### The input

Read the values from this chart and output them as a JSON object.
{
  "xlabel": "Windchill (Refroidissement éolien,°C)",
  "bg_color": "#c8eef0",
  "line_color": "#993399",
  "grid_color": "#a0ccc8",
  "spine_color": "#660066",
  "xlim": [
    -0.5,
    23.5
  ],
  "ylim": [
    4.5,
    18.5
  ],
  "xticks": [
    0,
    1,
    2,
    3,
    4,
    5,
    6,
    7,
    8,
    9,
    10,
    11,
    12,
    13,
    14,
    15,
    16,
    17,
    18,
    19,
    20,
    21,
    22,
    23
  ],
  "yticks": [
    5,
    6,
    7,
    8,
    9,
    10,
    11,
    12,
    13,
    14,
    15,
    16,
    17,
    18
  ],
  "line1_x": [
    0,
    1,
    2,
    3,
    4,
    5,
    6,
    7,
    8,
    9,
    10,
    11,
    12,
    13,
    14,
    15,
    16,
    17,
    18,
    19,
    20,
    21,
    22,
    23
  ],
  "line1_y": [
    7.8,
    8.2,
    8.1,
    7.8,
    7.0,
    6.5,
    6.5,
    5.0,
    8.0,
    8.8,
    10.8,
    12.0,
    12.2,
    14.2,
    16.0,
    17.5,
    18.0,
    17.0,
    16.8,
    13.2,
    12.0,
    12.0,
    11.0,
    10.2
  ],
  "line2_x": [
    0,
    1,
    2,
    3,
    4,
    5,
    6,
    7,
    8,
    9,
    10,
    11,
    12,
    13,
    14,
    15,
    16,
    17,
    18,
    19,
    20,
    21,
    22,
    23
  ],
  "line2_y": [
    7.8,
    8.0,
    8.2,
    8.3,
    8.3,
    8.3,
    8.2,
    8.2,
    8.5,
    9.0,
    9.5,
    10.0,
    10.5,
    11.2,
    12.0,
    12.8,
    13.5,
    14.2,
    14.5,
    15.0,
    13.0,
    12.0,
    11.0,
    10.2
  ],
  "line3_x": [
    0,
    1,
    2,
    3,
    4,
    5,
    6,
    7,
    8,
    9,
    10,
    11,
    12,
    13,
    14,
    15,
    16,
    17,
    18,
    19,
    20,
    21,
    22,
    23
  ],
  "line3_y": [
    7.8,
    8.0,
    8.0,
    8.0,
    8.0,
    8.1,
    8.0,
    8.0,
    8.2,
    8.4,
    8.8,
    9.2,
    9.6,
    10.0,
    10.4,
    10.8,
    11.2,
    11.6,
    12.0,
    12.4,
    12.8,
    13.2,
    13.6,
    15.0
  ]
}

######

*Exercise task:*
Copy the material above back out, exactly as written.

*Result of this exercise:*
Read the values from this chart and output them as a JSON object.
{
  "xlabel": "Windchill (Refroidissement éolien,°C)",
  "bg_color": "#c8eef0",
  "line_color": "#993399",
  "grid_color": "#a0ccc8",
  "spine_color": "#660066",
  "xlim": [
    -0.5,
    23.5
  ],
  "ylim": [
    4.5,
    18.5
  ],
  "xticks": [
    0,
    1,
    2,
    3,
    4,
    5,
    6,
    7,
    8,
    9,
    10,
    11,
    12,
    13,
    14,
    15,
    16,
    17,
    18,
    19,
    20,
    21,
    22,
    23
  ],
  "yticks": [
    5,
    6,
    7,
    8,
    9,
    10,
    11,
    12,
    13,
    14,
    15,
    16,
    17,
    18
  ],
  "line1_x": [
    0,
    1,
    2,
    3,
    4,
    5,
    6,
    7,
    8,
    9,
    10,
    11,
    12,
    13,
    14,
    15,
    16,
    17,
    18,
    19,
    20,
    21,
    22,
    23
  ],
  "line1_y": [
    7.8,
    8.2,
    8.1,
    7.8,
    7.0,
    6.5,
    6.5,
    5.0,
    8.0,
    8.8,
    10.8,
    12.0,
    12.2,
    14.2,
    16.0,
    17.5,
    18.0,
    17.0,
    16.8,
    13.2,
    12.0,
    12.0,
    11.0,
    10.2
  ],
  "line2_x": [
    0,
    1,
    2,
    3,
    4,
    5,
    6,
    7,
    8,
    9,
    10,
    11,
    12,
    13,
    14,
    15,
    16,
    17,
    18,
    19,
    20,
    21,
    22,
    23
  ],
  "line2_y": [
    7.8,
    8.0,
    8.2,
    8.3,
    8.3,
    8.3,
    8.2,
    8.2,
    8.5,
    9.0,
    9.5,
    10.0,
    10.5,
    11.2,
    12.0,
    12.8,
    13.5,
    14.2,
    14.5,
    15.0,
    13.0,
    12.0,
    11.0,
    10.2
  ],
  "line3_x": [
    0,
    1,
    2,
    3,
    4,
    5,
    6,
    7,
    8,
    9,
    10,
    11,
    12,
    13,
    14,
    15,
    16,
    17,
    18,
    19,
    20,
    21,
    22,
    23
  ],
  "line3_y": [
    7.8,
    8.0,
    8.0,
    8.0,
    8.0,
    8.1,
    8.0,
    8.0,
    8.2,
    8.4,
    8.8,
    9.2,
    9.6,
    10.0,
    10.4,
    10.8,
    11.2,
    11.6,
    12.0,
    12.4,
    12.8,
    13.2,
    13.6,
    15.0
  ]
}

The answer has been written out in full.